--- Start of Given data ---

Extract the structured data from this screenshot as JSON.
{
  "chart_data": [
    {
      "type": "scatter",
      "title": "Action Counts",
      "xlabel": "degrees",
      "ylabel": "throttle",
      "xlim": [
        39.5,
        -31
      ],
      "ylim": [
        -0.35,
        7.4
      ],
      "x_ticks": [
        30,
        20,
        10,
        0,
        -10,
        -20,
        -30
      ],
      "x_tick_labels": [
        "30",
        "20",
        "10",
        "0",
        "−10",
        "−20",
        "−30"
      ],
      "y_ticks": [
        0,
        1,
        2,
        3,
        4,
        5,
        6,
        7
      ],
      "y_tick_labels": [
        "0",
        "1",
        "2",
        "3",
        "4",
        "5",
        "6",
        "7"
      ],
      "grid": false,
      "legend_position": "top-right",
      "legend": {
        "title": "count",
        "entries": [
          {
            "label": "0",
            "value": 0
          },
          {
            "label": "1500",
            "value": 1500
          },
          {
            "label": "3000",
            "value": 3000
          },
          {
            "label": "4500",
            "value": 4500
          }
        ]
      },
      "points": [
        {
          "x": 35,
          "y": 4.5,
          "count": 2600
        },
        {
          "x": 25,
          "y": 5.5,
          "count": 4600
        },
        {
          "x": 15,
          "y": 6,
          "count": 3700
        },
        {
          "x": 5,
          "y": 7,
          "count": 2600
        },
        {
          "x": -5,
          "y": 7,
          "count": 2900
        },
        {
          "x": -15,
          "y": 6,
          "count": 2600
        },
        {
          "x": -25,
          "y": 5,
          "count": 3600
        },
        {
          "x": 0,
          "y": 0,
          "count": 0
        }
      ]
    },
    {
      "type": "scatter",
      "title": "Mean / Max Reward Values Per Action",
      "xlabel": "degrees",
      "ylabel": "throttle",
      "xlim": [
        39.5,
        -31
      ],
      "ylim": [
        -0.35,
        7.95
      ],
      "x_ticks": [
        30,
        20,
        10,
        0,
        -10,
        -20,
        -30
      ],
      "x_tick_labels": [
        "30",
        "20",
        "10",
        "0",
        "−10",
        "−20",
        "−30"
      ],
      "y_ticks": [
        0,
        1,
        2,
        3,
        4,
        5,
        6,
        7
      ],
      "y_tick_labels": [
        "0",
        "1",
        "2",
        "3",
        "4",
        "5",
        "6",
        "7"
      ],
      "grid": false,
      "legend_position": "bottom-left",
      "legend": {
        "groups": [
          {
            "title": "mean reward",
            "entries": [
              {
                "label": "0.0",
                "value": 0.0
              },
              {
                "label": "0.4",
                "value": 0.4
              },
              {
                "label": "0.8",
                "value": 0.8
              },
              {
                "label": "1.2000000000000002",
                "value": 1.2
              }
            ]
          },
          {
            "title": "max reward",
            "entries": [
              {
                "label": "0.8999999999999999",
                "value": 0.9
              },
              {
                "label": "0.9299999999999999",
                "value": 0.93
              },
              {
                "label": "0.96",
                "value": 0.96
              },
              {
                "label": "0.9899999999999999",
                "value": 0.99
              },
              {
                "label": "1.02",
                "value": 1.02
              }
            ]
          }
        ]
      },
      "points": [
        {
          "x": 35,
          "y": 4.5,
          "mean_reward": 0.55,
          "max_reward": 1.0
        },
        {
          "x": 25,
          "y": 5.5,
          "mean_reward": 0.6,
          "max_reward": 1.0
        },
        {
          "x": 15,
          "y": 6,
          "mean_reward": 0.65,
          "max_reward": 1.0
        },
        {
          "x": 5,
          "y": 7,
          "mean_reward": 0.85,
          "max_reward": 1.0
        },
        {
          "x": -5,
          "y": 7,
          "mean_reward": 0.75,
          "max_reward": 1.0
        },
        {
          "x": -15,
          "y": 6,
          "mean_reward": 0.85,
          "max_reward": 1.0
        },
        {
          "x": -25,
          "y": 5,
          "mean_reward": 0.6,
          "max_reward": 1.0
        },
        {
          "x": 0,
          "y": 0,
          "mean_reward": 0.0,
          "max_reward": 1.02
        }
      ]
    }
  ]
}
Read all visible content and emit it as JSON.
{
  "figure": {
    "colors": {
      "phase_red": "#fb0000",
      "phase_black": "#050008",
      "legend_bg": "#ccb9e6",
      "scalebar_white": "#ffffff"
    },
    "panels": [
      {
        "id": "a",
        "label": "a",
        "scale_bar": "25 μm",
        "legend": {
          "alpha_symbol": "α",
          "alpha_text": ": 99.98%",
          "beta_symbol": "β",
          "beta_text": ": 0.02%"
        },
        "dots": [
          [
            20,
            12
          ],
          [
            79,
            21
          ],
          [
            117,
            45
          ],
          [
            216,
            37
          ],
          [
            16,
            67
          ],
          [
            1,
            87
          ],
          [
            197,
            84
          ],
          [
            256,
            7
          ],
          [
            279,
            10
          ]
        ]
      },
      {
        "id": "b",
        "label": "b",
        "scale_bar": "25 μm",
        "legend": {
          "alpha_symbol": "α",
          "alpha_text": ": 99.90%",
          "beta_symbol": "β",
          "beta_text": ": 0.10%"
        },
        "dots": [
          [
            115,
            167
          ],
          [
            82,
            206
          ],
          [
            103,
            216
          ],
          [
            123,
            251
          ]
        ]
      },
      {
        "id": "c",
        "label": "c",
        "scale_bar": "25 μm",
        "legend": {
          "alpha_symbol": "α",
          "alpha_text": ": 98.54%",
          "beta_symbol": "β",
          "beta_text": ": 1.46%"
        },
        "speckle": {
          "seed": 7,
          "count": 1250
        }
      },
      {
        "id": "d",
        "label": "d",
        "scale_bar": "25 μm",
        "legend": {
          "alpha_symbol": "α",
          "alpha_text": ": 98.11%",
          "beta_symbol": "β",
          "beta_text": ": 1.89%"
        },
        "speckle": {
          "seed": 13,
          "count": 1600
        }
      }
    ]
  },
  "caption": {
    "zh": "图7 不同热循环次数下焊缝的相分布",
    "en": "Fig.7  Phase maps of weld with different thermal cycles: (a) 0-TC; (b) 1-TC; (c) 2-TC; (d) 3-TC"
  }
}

--- End of Given data ---
--- Start of Given data ---

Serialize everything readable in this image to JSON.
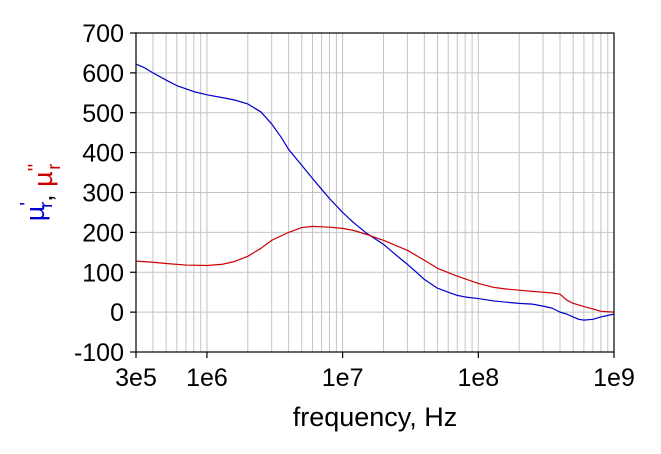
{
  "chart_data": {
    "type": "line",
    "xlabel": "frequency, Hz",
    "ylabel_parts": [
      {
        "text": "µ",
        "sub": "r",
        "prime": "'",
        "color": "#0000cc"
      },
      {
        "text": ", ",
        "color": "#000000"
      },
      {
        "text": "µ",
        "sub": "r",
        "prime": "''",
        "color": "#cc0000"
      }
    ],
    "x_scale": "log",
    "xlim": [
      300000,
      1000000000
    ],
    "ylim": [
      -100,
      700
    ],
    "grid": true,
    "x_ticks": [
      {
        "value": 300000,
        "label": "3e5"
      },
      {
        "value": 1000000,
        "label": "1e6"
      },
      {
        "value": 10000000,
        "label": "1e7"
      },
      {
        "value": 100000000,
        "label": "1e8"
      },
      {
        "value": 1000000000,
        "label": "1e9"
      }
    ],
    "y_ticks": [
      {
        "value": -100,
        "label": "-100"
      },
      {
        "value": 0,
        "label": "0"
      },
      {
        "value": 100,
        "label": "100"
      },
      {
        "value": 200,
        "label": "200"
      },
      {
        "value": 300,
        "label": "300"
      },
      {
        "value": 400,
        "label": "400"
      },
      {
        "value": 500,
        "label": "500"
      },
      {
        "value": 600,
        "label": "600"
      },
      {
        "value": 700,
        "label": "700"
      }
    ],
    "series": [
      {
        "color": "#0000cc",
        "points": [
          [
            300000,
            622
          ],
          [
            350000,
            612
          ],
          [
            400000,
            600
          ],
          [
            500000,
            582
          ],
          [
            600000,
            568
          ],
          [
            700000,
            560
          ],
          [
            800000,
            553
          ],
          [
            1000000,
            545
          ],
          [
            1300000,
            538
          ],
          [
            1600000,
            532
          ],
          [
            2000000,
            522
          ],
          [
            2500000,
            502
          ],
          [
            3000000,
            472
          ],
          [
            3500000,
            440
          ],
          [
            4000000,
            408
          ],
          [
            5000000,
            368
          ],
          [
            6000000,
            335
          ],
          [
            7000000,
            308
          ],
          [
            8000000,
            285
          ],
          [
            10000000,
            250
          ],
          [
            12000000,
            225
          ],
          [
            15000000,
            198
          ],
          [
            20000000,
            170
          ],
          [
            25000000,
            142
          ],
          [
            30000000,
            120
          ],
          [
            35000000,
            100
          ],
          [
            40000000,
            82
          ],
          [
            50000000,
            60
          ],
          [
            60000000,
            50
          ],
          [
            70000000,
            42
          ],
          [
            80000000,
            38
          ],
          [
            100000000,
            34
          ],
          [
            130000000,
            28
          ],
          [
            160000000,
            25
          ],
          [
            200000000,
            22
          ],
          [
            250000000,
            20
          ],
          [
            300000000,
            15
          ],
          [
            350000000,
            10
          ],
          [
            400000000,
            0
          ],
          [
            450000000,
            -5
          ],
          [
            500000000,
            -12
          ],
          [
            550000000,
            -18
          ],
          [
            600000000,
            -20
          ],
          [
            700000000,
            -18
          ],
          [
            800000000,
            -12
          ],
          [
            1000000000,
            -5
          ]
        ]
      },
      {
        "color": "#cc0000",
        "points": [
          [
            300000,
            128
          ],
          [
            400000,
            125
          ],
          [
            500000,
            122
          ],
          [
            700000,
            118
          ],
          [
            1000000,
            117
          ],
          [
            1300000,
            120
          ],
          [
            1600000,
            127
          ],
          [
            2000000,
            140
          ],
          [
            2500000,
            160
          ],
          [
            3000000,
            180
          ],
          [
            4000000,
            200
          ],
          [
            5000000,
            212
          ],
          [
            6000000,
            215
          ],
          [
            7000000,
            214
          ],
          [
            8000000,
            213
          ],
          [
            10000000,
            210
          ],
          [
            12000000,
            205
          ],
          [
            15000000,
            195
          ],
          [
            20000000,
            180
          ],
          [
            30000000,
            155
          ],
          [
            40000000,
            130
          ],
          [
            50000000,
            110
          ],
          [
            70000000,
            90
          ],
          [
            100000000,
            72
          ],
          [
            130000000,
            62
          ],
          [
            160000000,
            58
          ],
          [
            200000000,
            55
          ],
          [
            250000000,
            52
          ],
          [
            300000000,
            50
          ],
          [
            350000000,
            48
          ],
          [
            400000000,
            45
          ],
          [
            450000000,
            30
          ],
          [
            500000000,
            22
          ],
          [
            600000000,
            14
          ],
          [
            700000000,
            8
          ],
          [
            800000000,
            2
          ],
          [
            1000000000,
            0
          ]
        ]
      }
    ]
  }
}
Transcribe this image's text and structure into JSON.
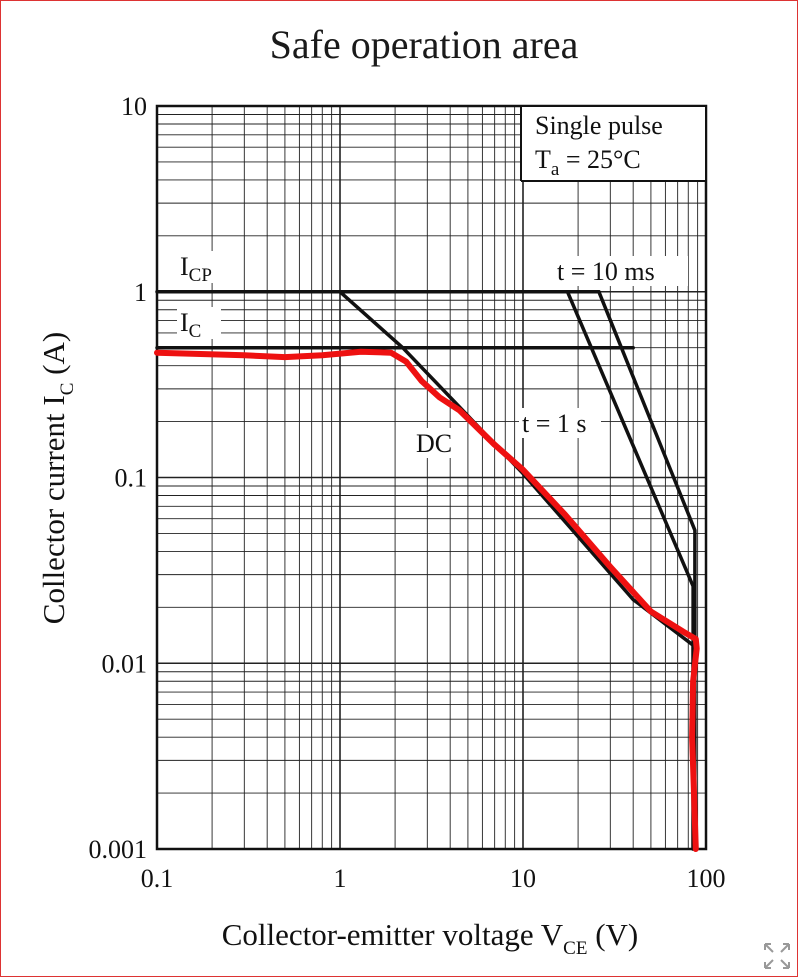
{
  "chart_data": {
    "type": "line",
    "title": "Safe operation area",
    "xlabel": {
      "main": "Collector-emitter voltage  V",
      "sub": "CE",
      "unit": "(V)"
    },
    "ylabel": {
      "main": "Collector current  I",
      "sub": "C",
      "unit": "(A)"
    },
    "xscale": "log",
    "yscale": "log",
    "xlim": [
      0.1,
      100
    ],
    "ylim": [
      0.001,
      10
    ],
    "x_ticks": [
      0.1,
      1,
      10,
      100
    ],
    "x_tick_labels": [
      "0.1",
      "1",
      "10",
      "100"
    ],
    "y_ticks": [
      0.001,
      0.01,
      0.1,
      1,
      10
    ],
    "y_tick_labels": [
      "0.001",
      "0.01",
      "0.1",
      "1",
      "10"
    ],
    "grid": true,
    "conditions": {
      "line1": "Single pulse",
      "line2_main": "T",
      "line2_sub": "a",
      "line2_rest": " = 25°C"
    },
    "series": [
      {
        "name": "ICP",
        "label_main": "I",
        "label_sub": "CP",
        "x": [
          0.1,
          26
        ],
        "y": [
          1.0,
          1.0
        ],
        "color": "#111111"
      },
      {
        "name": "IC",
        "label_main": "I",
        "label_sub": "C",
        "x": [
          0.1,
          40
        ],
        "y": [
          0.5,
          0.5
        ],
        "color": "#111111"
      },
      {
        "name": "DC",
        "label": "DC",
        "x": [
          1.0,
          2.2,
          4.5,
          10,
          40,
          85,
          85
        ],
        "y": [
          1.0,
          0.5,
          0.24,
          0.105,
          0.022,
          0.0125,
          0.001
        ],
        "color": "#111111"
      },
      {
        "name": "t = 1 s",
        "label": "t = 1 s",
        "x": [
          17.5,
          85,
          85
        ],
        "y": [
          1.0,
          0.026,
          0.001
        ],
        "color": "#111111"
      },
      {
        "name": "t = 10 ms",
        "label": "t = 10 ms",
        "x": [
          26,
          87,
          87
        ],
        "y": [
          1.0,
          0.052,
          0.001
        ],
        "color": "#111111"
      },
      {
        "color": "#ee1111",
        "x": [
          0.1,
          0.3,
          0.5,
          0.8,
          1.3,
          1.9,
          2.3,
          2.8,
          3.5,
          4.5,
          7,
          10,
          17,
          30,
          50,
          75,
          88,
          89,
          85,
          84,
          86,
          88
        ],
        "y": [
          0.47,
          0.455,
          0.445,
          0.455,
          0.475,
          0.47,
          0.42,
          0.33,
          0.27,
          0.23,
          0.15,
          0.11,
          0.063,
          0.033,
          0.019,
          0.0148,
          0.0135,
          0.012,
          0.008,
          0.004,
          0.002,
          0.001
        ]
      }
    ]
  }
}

--- End of Given data ---

Given exercise:
Look for lines containing the string "Action" and copy them all.

Completed task:
      "title": "Action Counts",
      "title": "Mean / Max Reward Values Per Action",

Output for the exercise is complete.